To be done:
Make an exact copy of all the data.

━━━ Extracted data ━━━

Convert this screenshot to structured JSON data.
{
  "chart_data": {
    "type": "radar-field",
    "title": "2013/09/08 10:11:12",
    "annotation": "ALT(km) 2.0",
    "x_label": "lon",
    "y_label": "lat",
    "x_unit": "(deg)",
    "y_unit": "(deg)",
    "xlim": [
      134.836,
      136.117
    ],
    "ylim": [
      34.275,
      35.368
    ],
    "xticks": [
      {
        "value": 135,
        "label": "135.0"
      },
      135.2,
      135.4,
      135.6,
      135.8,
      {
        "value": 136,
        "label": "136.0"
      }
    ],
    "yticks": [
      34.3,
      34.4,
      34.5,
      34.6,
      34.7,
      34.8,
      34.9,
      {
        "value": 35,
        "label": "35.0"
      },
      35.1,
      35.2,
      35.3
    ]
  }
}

━━━

Result:
Convert this screenshot to structured JSON data.
{
  "chart_data": {
    "type": "radar-field",
    "title": "2013/09/08 10:11:12",
    "annotation": "ALT(km) 2.0",
    "x_label": "lon",
    "y_label": "lat",
    "x_unit": "(deg)",
    "y_unit": "(deg)",
    "xlim": [
      134.836,
      136.117
    ],
    "ylim": [
      34.275,
      35.368
    ],
    "xticks": [
      {
        "value": 135,
        "label": "135.0"
      },
      135.2,
      135.4,
      135.6,
      135.8,
      {
        "value": 136,
        "label": "136.0"
      }
    ],
    "yticks": [
      34.3,
      34.4,
      34.5,
      34.6,
      34.7,
      34.8,
      34.9,
      {
        "value": 35,
        "label": "35.0"
      },
      35.1,
      35.2,
      35.3
    ]
  }
}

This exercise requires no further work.